→ **GIVEN INSTRUCTION**
Copy all of the material exactly. Pictures are not to appear in the copy.
* Begin SOURCE DATA *
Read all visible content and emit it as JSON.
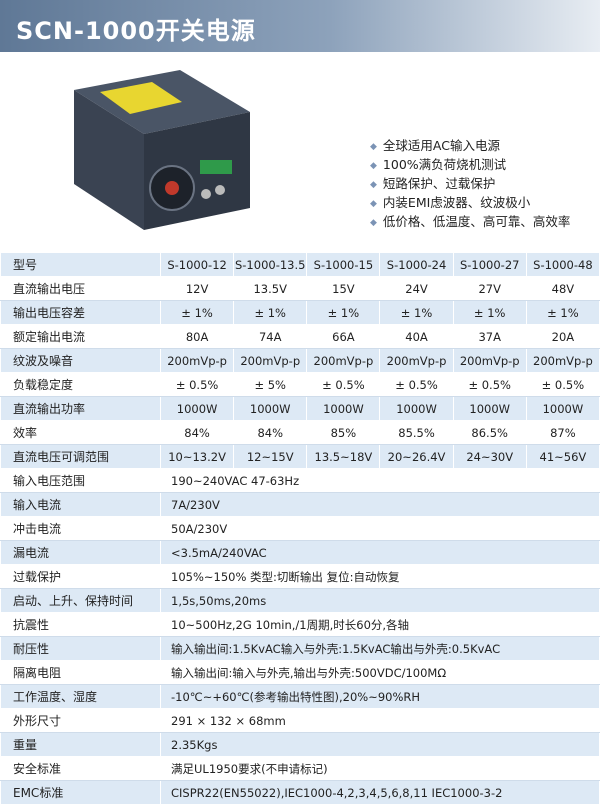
{
  "header": {
    "title": "SCN-1000开关电源"
  },
  "features": [
    "全球适用AC输入电源",
    "100%满负荷烧机测试",
    "短路保护、过载保护",
    "内装EMI虑波器、纹波极小",
    "低价格、低温度、高可靠、高效率"
  ],
  "table": {
    "header": {
      "label": "型号",
      "models": [
        "S-1000-12",
        "S-1000-13.5",
        "S-1000-15",
        "S-1000-24",
        "S-1000-27",
        "S-1000-48"
      ]
    },
    "rows": [
      {
        "label": "直流输出电压",
        "values": [
          "12V",
          "13.5V",
          "15V",
          "24V",
          "27V",
          "48V"
        ]
      },
      {
        "label": "输出电压容差",
        "values": [
          "± 1%",
          "± 1%",
          "± 1%",
          "± 1%",
          "± 1%",
          "± 1%"
        ]
      },
      {
        "label": "额定输出电流",
        "values": [
          "80A",
          "74A",
          "66A",
          "40A",
          "37A",
          "20A"
        ]
      },
      {
        "label": "纹波及噪音",
        "values": [
          "200mVp-p",
          "200mVp-p",
          "200mVp-p",
          "200mVp-p",
          "200mVp-p",
          "200mVp-p"
        ]
      },
      {
        "label": "负载稳定度",
        "values": [
          "± 0.5%",
          "± 5%",
          "± 0.5%",
          "± 0.5%",
          "± 0.5%",
          "± 0.5%"
        ]
      },
      {
        "label": "直流输出功率",
        "values": [
          "1000W",
          "1000W",
          "1000W",
          "1000W",
          "1000W",
          "1000W"
        ]
      },
      {
        "label": "效率",
        "values": [
          "84%",
          "84%",
          "85%",
          "85.5%",
          "86.5%",
          "87%"
        ]
      },
      {
        "label": "直流电压可调范围",
        "values": [
          "10~13.2V",
          "12~15V",
          "13.5~18V",
          "20~26.4V",
          "24~30V",
          "41~56V"
        ]
      }
    ],
    "spec_rows": [
      {
        "label": "输入电压范围",
        "value": "190~240VAC 47-63Hz"
      },
      {
        "label": "输入电流",
        "value": "7A/230V"
      },
      {
        "label": "冲击电流",
        "value": "50A/230V"
      },
      {
        "label": "漏电流",
        "value": "<3.5mA/240VAC"
      },
      {
        "label": "过载保护",
        "value": "105%~150% 类型:切断输出  复位:自动恢复"
      },
      {
        "label": "启动、上升、保持时间",
        "value": "1,5s,50ms,20ms"
      },
      {
        "label": "抗震性",
        "value": "10~500Hz,2G 10min,/1周期,时长60分,各轴"
      },
      {
        "label": "耐压性",
        "value": "输入输出间:1.5KvAC输入与外壳:1.5KvAC输出与外壳:0.5KvAC"
      },
      {
        "label": "隔离电阻",
        "value": "输入输出间:输入与外壳,输出与外壳:500VDC/100MΩ"
      },
      {
        "label": "工作温度、湿度",
        "value": "-10℃~+60℃(参考输出特性图),20%~90%RH"
      },
      {
        "label": "外形尺寸",
        "value": "291 × 132 × 68mm"
      },
      {
        "label": "重量",
        "value": "2.35Kgs"
      },
      {
        "label": "安全标准",
        "value": "满足UL1950要求(不申请标记)"
      },
      {
        "label": "EMC标准",
        "value": "CISPR22(EN55022),IEC1000-4,2,3,4,5,6,8,11 IEC1000-3-2"
      }
    ]
  }
}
* End SOURCE DATA *
→ **OUTPUT FOR THIS TASK**
Read all visible content and emit it as JSON.
{
  "header": {
    "title": "SCN-1000开关电源"
  },
  "features": [
    "全球适用AC输入电源",
    "100%满负荷烧机测试",
    "短路保护、过载保护",
    "内装EMI虑波器、纹波极小",
    "低价格、低温度、高可靠、高效率"
  ],
  "table": {
    "header": {
      "label": "型号",
      "models": [
        "S-1000-12",
        "S-1000-13.5",
        "S-1000-15",
        "S-1000-24",
        "S-1000-27",
        "S-1000-48"
      ]
    },
    "rows": [
      {
        "label": "直流输出电压",
        "values": [
          "12V",
          "13.5V",
          "15V",
          "24V",
          "27V",
          "48V"
        ]
      },
      {
        "label": "输出电压容差",
        "values": [
          "± 1%",
          "± 1%",
          "± 1%",
          "± 1%",
          "± 1%",
          "± 1%"
        ]
      },
      {
        "label": "额定输出电流",
        "values": [
          "80A",
          "74A",
          "66A",
          "40A",
          "37A",
          "20A"
        ]
      },
      {
        "label": "纹波及噪音",
        "values": [
          "200mVp-p",
          "200mVp-p",
          "200mVp-p",
          "200mVp-p",
          "200mVp-p",
          "200mVp-p"
        ]
      },
      {
        "label": "负载稳定度",
        "values": [
          "± 0.5%",
          "± 5%",
          "± 0.5%",
          "± 0.5%",
          "± 0.5%",
          "± 0.5%"
        ]
      },
      {
        "label": "直流输出功率",
        "values": [
          "1000W",
          "1000W",
          "1000W",
          "1000W",
          "1000W",
          "1000W"
        ]
      },
      {
        "label": "效率",
        "values": [
          "84%",
          "84%",
          "85%",
          "85.5%",
          "86.5%",
          "87%"
        ]
      },
      {
        "label": "直流电压可调范围",
        "values": [
          "10~13.2V",
          "12~15V",
          "13.5~18V",
          "20~26.4V",
          "24~30V",
          "41~56V"
        ]
      }
    ],
    "spec_rows": [
      {
        "label": "输入电压范围",
        "value": "190~240VAC 47-63Hz"
      },
      {
        "label": "输入电流",
        "value": "7A/230V"
      },
      {
        "label": "冲击电流",
        "value": "50A/230V"
      },
      {
        "label": "漏电流",
        "value": "<3.5mA/240VAC"
      },
      {
        "label": "过载保护",
        "value": "105%~150% 类型:切断输出  复位:自动恢复"
      },
      {
        "label": "启动、上升、保持时间",
        "value": "1,5s,50ms,20ms"
      },
      {
        "label": "抗震性",
        "value": "10~500Hz,2G 10min,/1周期,时长60分,各轴"
      },
      {
        "label": "耐压性",
        "value": "输入输出间:1.5KvAC输入与外壳:1.5KvAC输出与外壳:0.5KvAC"
      },
      {
        "label": "隔离电阻",
        "value": "输入输出间:输入与外壳,输出与外壳:500VDC/100MΩ"
      },
      {
        "label": "工作温度、湿度",
        "value": "-10℃~+60℃(参考输出特性图),20%~90%RH"
      },
      {
        "label": "外形尺寸",
        "value": "291 × 132 × 68mm"
      },
      {
        "label": "重量",
        "value": "2.35Kgs"
      },
      {
        "label": "安全标准",
        "value": "满足UL1950要求(不申请标记)"
      },
      {
        "label": "EMC标准",
        "value": "CISPR22(EN55022),IEC1000-4,2,3,4,5,6,8,11 IEC1000-3-2"
      }
    ]
  }
}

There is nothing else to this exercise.